** START **

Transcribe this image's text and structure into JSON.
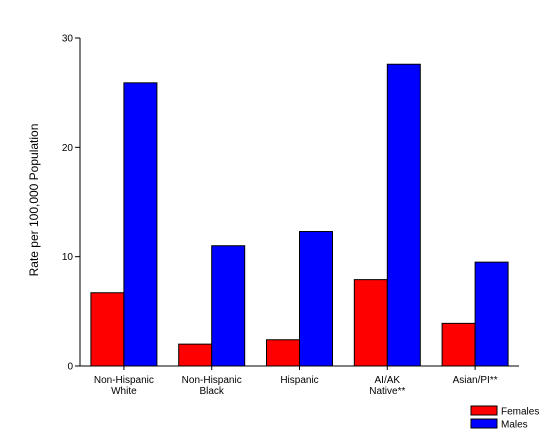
{
  "chart_data": {
    "type": "bar",
    "categories": [
      [
        "Non-Hispanic",
        "White"
      ],
      [
        "Non-Hispanic",
        "Black"
      ],
      [
        "Hispanic"
      ],
      [
        "AI/AK",
        "Native**"
      ],
      [
        "Asian/PI**"
      ]
    ],
    "series": [
      {
        "name": "Females",
        "color": "#ff0000",
        "values": [
          6.7,
          2.0,
          2.4,
          7.9,
          3.9
        ]
      },
      {
        "name": "Males",
        "color": "#0000ff",
        "values": [
          25.9,
          11.0,
          12.3,
          27.6,
          9.5
        ]
      }
    ],
    "ylabel": "Rate per 100,000 Population",
    "ylim": [
      0,
      30
    ],
    "yticks": [
      0,
      10,
      20,
      30
    ],
    "legend_position": "bottom-right",
    "grid": false
  }
}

** END **

Work to be completed:
Omit each picture, then return all of the listing exactly as it stands.

Written solution:
Transcribe this image's text and structure into JSON.
{
  "chart_data": {
    "type": "bar",
    "categories": [
      [
        "Non-Hispanic",
        "White"
      ],
      [
        "Non-Hispanic",
        "Black"
      ],
      [
        "Hispanic"
      ],
      [
        "AI/AK",
        "Native**"
      ],
      [
        "Asian/PI**"
      ]
    ],
    "series": [
      {
        "name": "Females",
        "color": "#ff0000",
        "values": [
          6.7,
          2.0,
          2.4,
          7.9,
          3.9
        ]
      },
      {
        "name": "Males",
        "color": "#0000ff",
        "values": [
          25.9,
          11.0,
          12.3,
          27.6,
          9.5
        ]
      }
    ],
    "ylabel": "Rate per 100,000 Population",
    "ylim": [
      0,
      30
    ],
    "yticks": [
      0,
      10,
      20,
      30
    ],
    "legend_position": "bottom-right",
    "grid": false
  }
}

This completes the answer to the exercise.